Goal of the exercise:
Copy every line of the listing that holds the string "aprox".

Information shown:

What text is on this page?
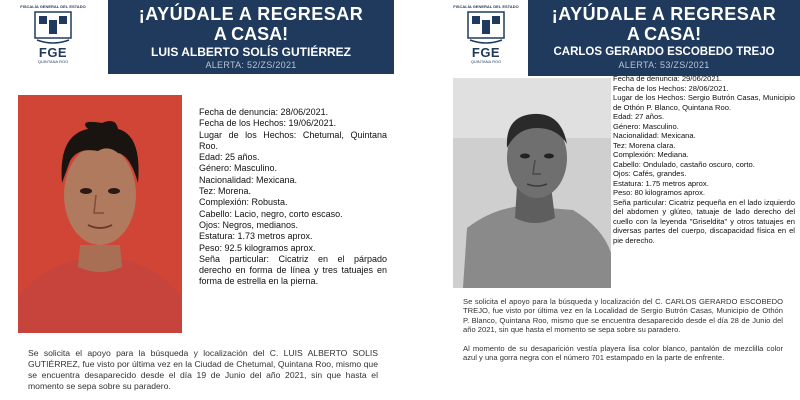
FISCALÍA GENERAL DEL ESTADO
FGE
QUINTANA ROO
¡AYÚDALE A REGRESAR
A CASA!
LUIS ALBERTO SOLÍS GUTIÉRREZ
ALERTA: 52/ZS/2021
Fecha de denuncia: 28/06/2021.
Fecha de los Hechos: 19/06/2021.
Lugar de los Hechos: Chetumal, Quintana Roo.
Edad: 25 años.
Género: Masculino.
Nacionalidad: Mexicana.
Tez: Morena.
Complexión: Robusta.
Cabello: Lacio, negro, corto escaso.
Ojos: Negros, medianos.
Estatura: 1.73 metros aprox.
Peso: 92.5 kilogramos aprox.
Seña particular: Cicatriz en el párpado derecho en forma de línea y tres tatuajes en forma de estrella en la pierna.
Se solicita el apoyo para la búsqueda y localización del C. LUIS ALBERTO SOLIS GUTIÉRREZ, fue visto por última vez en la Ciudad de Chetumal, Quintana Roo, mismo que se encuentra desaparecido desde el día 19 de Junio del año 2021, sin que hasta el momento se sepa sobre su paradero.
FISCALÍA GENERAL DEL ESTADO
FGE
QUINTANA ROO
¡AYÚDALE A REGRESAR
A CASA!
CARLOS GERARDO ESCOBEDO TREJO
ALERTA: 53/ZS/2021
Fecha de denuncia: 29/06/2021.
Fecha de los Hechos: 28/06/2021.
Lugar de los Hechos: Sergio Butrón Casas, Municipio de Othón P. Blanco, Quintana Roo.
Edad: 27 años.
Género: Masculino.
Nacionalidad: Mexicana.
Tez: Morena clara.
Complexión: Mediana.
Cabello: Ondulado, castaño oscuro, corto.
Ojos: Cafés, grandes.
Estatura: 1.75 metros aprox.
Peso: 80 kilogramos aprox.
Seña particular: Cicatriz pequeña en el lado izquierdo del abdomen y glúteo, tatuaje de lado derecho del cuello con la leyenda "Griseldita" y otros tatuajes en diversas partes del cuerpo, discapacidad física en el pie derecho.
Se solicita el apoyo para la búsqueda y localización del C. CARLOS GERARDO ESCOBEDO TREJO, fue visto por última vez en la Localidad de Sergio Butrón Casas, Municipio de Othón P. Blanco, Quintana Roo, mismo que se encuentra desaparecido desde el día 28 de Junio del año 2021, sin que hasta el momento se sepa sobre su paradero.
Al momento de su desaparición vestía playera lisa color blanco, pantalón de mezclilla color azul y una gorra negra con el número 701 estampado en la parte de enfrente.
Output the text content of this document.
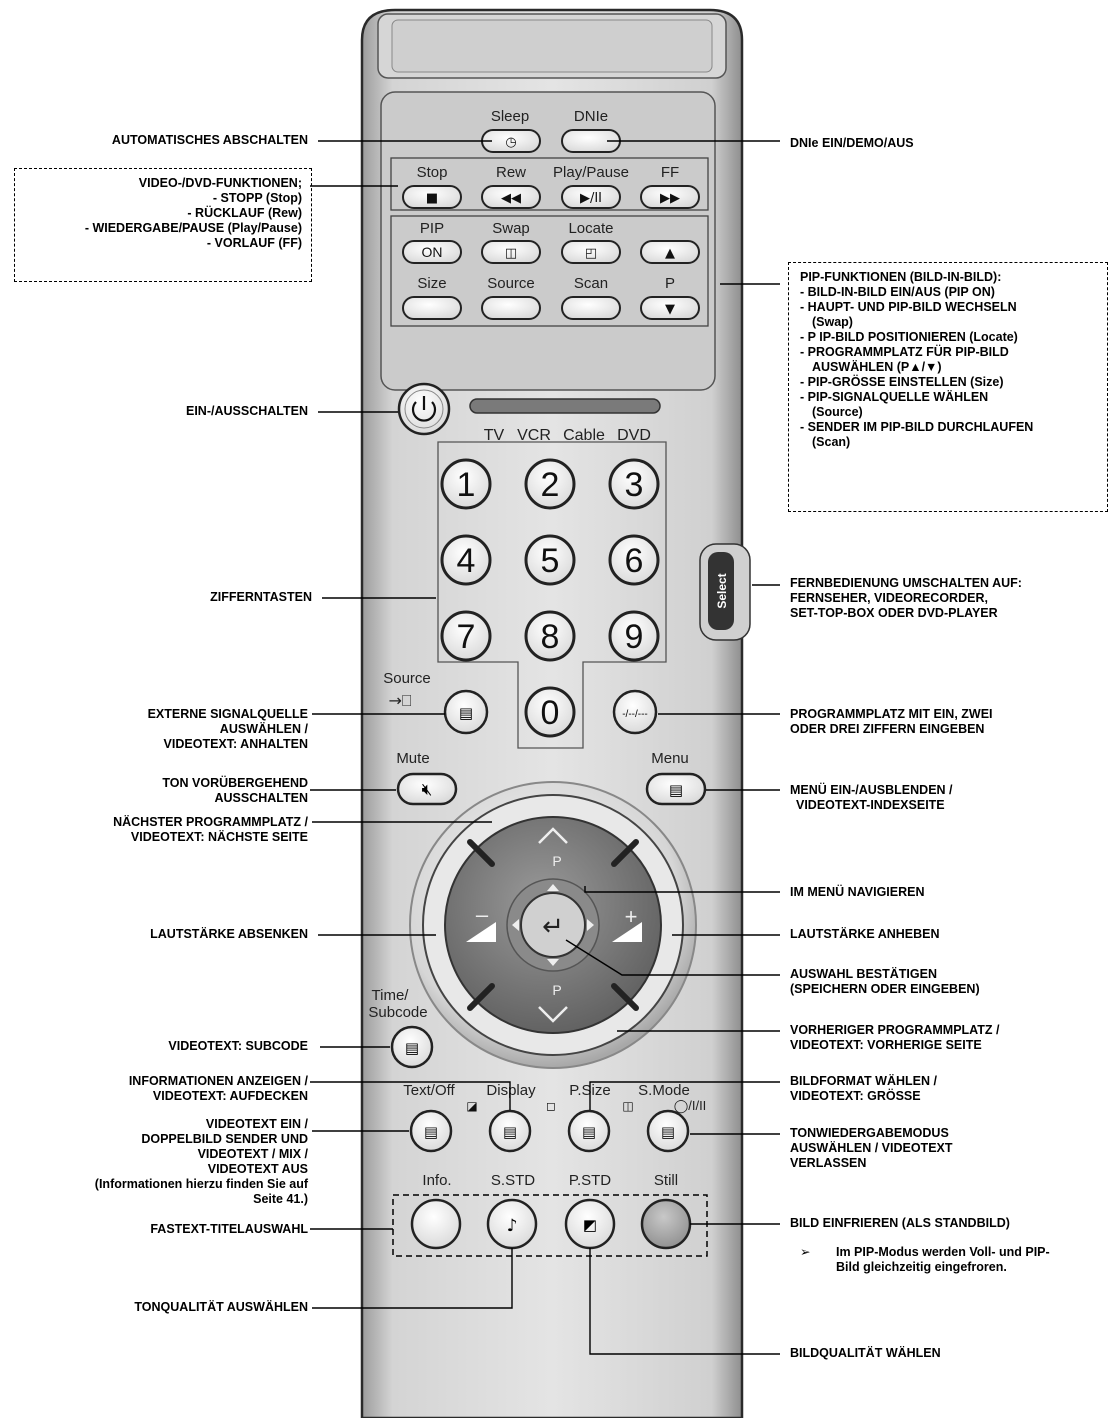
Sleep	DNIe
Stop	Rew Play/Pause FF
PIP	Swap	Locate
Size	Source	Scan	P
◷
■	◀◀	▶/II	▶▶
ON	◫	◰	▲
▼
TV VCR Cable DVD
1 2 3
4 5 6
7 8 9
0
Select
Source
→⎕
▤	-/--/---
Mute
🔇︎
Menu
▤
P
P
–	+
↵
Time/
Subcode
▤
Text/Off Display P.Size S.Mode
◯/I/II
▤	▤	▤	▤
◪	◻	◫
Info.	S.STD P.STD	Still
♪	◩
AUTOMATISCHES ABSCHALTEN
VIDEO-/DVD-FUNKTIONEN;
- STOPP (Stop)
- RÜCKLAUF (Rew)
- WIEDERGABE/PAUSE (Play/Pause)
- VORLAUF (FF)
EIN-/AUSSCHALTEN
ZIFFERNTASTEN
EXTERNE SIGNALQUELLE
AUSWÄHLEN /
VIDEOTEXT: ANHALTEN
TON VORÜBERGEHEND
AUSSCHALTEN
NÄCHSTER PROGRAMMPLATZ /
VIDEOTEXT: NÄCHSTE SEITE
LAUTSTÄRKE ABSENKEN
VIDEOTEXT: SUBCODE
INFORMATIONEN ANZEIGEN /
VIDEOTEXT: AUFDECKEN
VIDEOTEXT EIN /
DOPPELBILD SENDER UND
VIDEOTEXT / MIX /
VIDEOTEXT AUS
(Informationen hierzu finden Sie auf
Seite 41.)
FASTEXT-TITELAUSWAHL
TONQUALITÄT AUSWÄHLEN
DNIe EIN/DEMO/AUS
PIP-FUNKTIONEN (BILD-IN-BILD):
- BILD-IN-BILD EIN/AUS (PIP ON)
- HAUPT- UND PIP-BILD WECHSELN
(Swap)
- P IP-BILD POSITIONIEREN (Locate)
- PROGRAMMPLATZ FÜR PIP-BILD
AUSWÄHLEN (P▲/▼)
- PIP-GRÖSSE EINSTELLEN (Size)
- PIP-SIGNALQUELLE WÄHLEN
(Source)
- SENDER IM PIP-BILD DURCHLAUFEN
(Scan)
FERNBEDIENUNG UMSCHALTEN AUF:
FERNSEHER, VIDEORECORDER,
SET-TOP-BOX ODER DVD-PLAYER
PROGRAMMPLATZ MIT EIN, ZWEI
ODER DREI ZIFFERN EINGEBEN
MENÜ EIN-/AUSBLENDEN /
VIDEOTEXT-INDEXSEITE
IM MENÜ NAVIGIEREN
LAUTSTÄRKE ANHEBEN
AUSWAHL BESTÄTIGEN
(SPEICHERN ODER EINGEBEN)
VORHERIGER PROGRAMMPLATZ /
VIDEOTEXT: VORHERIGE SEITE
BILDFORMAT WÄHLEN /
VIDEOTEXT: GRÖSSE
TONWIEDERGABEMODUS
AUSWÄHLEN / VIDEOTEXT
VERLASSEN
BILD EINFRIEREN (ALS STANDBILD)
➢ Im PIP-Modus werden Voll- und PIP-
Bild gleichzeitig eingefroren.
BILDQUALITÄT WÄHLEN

The result:
Estatura: 1.73 metros aprox.
Peso: 92.5 kilogramos aprox.
Estatura: 1.75 metros aprox.
Peso: 80 kilogramos aprox.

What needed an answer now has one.